ESPLORA IL MATERIALE:
**1.** Traduci in inglese questa frase del brano sui cani maltrattati: "Le condizioni di salute degli animali, accertate dai veterinari della ASL di Grosseto, erano talmente gravi da rendere difficile la loro stessa deambulazione."
**2.** Riporta fedelmente la parte del brano sui cani maltrattati che comincia con le parole "GEAPRESS – I" e si ferma dopo le parole "Grosseto ha dell’incredibile.".

BRANO PROPOSTO:
● ● ● ● ●

GEAPRESS – I sette cani protagonisti dell’ennesima incredibile storia di maltrattamento si trovavano all’interno di un’azienda agricola in località Fontebianca, nel Comune di Roselle (GR). La scena che si è presentata davanti al personale del NIPAF (Nucleo Investigativo di Polizia Ambientale e Forestale) del Corpo Forestale dello Stato di Grosseto ha dell’incredibile.

Sei labrador e un setter erano detenuti in un canile fatiscente, all’interno di box separati, privi di copertura idonea al riparo dalle intemperie, immersi nel fango, in pessime condizioni igienico-sanitarie, disidratati e completamente sprovvisti di acqua, con evidenti segni di maltrattamento aggravati da una carente nutrizione e da un generale stato di abbandono.

Le condizioni di salute degli animali, accertate dai veterinari della ASL di Grosseto, erano talmente gravi da rendere difficile la loro stessa deambulazione. Particolarmente preoccupanti, poi, le condizioni del Setter inglese, privo di microchip e più vecchio degli altri cani detenuti.

● ● ● ● ●

[Dati di segmentazione della pagina]
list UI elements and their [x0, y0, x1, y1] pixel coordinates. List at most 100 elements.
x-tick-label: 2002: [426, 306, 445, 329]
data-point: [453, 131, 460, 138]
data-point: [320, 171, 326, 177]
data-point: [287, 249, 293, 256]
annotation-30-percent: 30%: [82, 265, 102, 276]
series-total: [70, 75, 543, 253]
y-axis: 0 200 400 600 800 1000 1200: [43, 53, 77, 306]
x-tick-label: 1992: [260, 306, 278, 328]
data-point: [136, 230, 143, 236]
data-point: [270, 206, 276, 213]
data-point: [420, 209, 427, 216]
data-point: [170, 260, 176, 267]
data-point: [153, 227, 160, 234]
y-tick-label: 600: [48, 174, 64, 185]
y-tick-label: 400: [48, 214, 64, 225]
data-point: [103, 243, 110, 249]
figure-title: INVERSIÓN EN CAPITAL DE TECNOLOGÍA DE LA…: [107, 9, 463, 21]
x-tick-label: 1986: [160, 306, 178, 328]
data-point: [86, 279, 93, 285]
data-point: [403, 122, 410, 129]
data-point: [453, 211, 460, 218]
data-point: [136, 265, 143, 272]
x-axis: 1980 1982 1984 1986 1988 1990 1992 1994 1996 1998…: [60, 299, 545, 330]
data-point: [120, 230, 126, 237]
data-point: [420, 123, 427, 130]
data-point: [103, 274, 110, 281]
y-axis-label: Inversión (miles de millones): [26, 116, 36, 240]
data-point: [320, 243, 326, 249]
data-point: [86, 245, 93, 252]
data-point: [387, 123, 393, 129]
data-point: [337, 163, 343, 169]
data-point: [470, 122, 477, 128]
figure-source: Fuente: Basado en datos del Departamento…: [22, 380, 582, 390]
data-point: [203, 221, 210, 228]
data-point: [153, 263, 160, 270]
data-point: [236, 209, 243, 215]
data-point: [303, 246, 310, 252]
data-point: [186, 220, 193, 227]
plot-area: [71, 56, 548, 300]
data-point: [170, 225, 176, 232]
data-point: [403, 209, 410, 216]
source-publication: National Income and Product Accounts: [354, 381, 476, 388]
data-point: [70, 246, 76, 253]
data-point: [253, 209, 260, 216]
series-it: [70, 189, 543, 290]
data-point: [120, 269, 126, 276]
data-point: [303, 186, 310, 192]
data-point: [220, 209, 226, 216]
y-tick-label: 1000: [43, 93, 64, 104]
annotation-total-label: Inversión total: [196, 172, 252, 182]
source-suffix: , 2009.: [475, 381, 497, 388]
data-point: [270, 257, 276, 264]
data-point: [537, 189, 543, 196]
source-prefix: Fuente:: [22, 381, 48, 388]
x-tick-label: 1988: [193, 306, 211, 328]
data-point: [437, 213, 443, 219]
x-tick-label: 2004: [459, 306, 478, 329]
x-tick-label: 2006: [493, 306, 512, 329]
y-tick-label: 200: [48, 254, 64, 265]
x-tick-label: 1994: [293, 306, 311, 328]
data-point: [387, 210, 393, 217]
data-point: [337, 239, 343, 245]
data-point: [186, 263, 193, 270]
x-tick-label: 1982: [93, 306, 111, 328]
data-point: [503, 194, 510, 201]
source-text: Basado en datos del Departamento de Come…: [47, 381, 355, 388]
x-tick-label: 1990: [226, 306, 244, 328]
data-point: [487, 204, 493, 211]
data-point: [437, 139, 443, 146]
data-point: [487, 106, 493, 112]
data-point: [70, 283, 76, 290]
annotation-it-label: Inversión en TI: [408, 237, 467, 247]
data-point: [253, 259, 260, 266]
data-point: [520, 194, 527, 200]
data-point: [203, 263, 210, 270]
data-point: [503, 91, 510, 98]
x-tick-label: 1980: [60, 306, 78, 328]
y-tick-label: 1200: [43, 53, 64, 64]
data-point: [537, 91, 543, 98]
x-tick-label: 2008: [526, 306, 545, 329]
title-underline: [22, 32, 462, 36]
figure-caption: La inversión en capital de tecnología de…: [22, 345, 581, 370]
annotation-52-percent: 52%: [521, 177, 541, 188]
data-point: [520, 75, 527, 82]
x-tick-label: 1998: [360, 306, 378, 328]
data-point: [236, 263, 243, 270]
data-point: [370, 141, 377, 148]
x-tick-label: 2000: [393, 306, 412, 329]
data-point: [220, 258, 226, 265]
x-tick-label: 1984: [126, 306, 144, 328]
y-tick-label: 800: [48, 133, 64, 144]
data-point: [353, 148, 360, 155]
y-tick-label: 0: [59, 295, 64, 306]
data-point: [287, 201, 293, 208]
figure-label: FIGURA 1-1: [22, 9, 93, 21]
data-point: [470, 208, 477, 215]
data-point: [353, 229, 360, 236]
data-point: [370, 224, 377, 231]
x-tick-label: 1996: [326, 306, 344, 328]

● ● ● ● ●

RISULTATI ATTESI:
**1.** The animals' state of health, as ascertained by the veterinarians of the Grosseto ASL, was so serious that it made it difficult for them even to walk.

**2.**
GEAPRESS – I sette cani protagonisti dell’ennesima incredibile storia di maltrattamento si trovavano all’interno di un’azienda agricola in località Fontebianca, nel Comune di Roselle (GR). La scena che si è presentata davanti al personale del NIPAF (Nucleo Investigativo di Polizia Ambientale e Forestale) del Corpo Forestale dello Stato di Grosseto ha dell’incredibile.